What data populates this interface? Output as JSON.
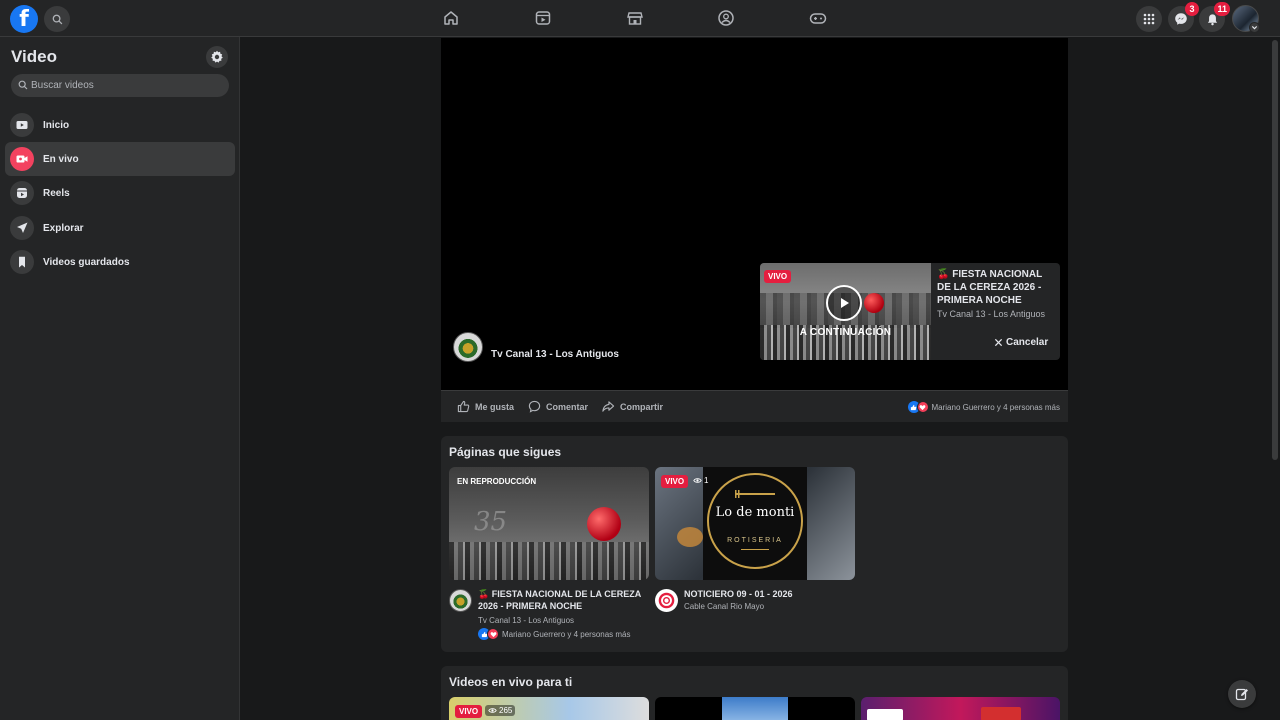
{
  "colors": {
    "accent": "#1877f2",
    "live": "#e41e3f",
    "bg": "#18191a",
    "surface": "#242526"
  },
  "topbar": {
    "logo_letter": "f",
    "nav_icons": [
      "home-icon",
      "watch-icon",
      "marketplace-icon",
      "groups-icon",
      "gaming-icon"
    ],
    "messenger_badge": "3",
    "notifications_badge": "11"
  },
  "sidebar": {
    "title": "Video",
    "search_placeholder": "Buscar videos",
    "items": [
      {
        "label": "Inicio",
        "icon": "video-home-icon"
      },
      {
        "label": "En vivo",
        "icon": "live-icon",
        "active": true
      },
      {
        "label": "Reels",
        "icon": "reels-icon"
      },
      {
        "label": "Explorar",
        "icon": "explore-icon"
      },
      {
        "label": "Videos guardados",
        "icon": "bookmark-icon"
      }
    ]
  },
  "player": {
    "channel_name": "Tv Canal 13 - Los Antiguos",
    "up_next": {
      "badge": "VIVO",
      "overlay_text": "A CONTINUACIÓN",
      "title": "🍒 FIESTA NACIONAL DE LA CEREZA 2026 - PRIMERA NOCHE",
      "channel": "Tv Canal 13 - Los Antiguos",
      "cancel_label": "Cancelar"
    }
  },
  "actions": {
    "like": "Me gusta",
    "comment": "Comentar",
    "share": "Compartir",
    "reactions_text": "Mariano Guerrero y 4 personas más"
  },
  "pages_section": {
    "title": "Páginas que sigues",
    "cards": [
      {
        "overlay_label": "EN REPRODUCCIÓN",
        "title": "🍒 FIESTA NACIONAL DE LA CEREZA 2026 - PRIMERA NOCHE",
        "channel": "Tv Canal 13 - Los Antiguos",
        "reactions_text": "Mariano Guerrero y 4 personas más"
      },
      {
        "badge": "VIVO",
        "viewers": "1",
        "logo_text": "Lo de monti",
        "logo_sub": "ROTISERIA",
        "title": "NOTICIERO 09 - 01 - 2026",
        "channel": "Cable Canal Rio Mayo"
      }
    ]
  },
  "live_section": {
    "title": "Videos en vivo para ti",
    "first_badge": "VIVO",
    "first_viewers": "265"
  }
}
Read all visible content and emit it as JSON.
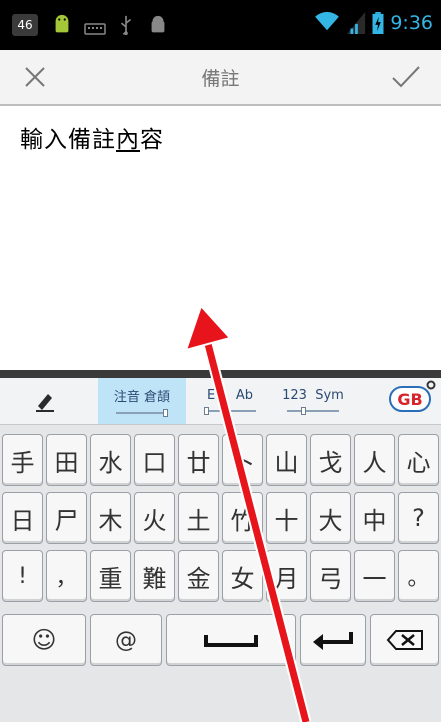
{
  "status_bar": {
    "time": "9:36",
    "icons": [
      "badge-46-icon",
      "android-icon",
      "keyboard-icon",
      "usb-icon",
      "android-debug-icon",
      "wifi-icon",
      "signal-icon",
      "battery-icon"
    ],
    "notif_badge": "46"
  },
  "title_bar": {
    "title": "備註",
    "cancel_icon": "close-icon",
    "confirm_icon": "check-icon"
  },
  "editor": {
    "text_before": "輸入備註",
    "underlined_char": "內",
    "text_after": "容"
  },
  "keyboard": {
    "mode_row": {
      "pen_icon": "pen-icon",
      "zhuyin_label": "注音 倉頡",
      "en_label": "En",
      "ab_label": "Ab",
      "num_label": "123",
      "sym_label": "Sym",
      "gb_label": "GB"
    },
    "rows": [
      [
        "手",
        "田",
        "水",
        "口",
        "廿",
        "卜",
        "山",
        "戈",
        "人",
        "心"
      ],
      [
        "日",
        "尸",
        "木",
        "火",
        "土",
        "竹",
        "十",
        "大",
        "中",
        "?"
      ],
      [
        "!",
        "，",
        "重",
        "難",
        "金",
        "女",
        "月",
        "弓",
        "一",
        "。"
      ]
    ],
    "bottom": {
      "smiley": "☺",
      "at": "@"
    }
  },
  "colors": {
    "status_accent": "#33b5e5",
    "arrow": "#e8141c",
    "active_mode": "#bfe3f7"
  }
}
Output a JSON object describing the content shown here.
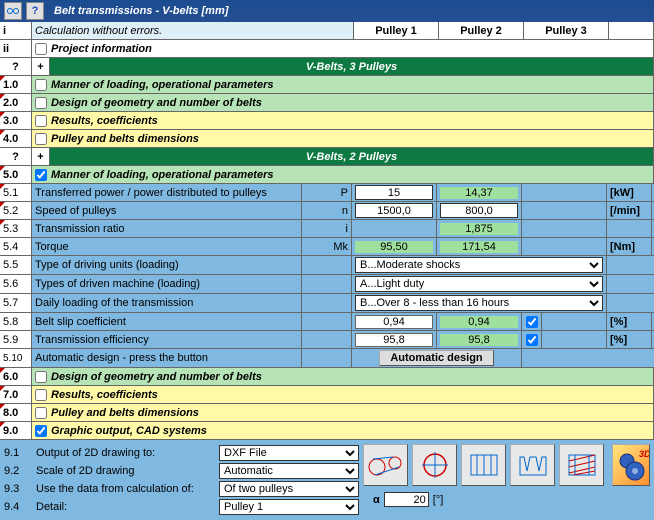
{
  "title": "Belt transmissions - V-belts [mm]",
  "status": {
    "i": "i",
    "label": "Calculation without errors.",
    "p1": "Pulley 1",
    "p2": "Pulley 2",
    "p3": "Pulley 3"
  },
  "row_ii": {
    "ii": "ii",
    "label": "Project information"
  },
  "section3p": {
    "q": "?",
    "plus": "+",
    "title": "V-Belts, 3 Pulleys"
  },
  "r10": {
    "n": "1.0",
    "label": "Manner of loading, operational parameters"
  },
  "r20": {
    "n": "2.0",
    "label": "Design of geometry and number of belts"
  },
  "r30": {
    "n": "3.0",
    "label": "Results, coefficients"
  },
  "r40": {
    "n": "4.0",
    "label": "Pulley and belts dimensions"
  },
  "section2p": {
    "q": "?",
    "plus": "+",
    "title": "V-Belts, 2 Pulleys"
  },
  "r50": {
    "n": "5.0",
    "label": "Manner of loading, operational parameters"
  },
  "r51": {
    "n": "5.1",
    "label": "Transferred power / power distributed to pulleys",
    "sym": "P",
    "v1": "15",
    "v2": "14,37",
    "unit": "[kW]"
  },
  "r52": {
    "n": "5.2",
    "label": "Speed of pulleys",
    "sym": "n",
    "v1": "1500,0",
    "v2": "800,0",
    "unit": "[/min]"
  },
  "r53": {
    "n": "5.3",
    "label": "Transmission ratio",
    "sym": "i",
    "v2": "1,875"
  },
  "r54": {
    "n": "5.4",
    "label": "Torque",
    "sym": "Mk",
    "v1": "95,50",
    "v2": "171,54",
    "unit": "[Nm]"
  },
  "r55": {
    "n": "5.5",
    "label": "Type of driving units (loading)",
    "opt": "B...Moderate shocks"
  },
  "r56": {
    "n": "5.6",
    "label": "Types of driven machine (loading)",
    "opt": "A...Light duty"
  },
  "r57": {
    "n": "5.7",
    "label": "Daily loading of the transmission",
    "opt": "B...Over 8 - less than 16 hours"
  },
  "r58": {
    "n": "5.8",
    "label": "Belt slip coefficient",
    "v1": "0,94",
    "v2": "0,94",
    "unit": "[%]"
  },
  "r59": {
    "n": "5.9",
    "label": "Transmission efficiency",
    "v1": "95,8",
    "v2": "95,8",
    "unit": "[%]"
  },
  "r510": {
    "n": "5.10",
    "label": "Automatic design - press the button",
    "btn": "Automatic design"
  },
  "r60": {
    "n": "6.0",
    "label": "Design of geometry and number of belts"
  },
  "r70": {
    "n": "7.0",
    "label": "Results, coefficients"
  },
  "r80": {
    "n": "8.0",
    "label": "Pulley and belts dimensions"
  },
  "r90": {
    "n": "9.0",
    "label": "Graphic output, CAD systems"
  },
  "r91": {
    "n": "9.1",
    "label": "Output of 2D drawing to:",
    "opt": "DXF File"
  },
  "r92": {
    "n": "9.2",
    "label": "Scale of 2D drawing",
    "opt": "Automatic"
  },
  "r93": {
    "n": "9.3",
    "label": "Use the data from calculation of:",
    "opt": "Of two pulleys"
  },
  "r94": {
    "n": "9.4",
    "label": "Detail:",
    "opt": "Pulley 1"
  },
  "alpha": {
    "sym": "α",
    "val": "20",
    "unit": "[°]"
  }
}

○ ○ ○ ○ ○

■ EXERCISE INSTRUCTIONS
Select every line in the material above where the string "FIESTA" occurs, and copy it.

■ FINISHED TASK
      "title": "🍒 FIESTA NACIONAL DE LA CEREZA 2026 - PRIMERA NOCHE",
        "title": "🍒 FIESTA NACIONAL DE LA CEREZA 2026 - PRIMERA NOCHE",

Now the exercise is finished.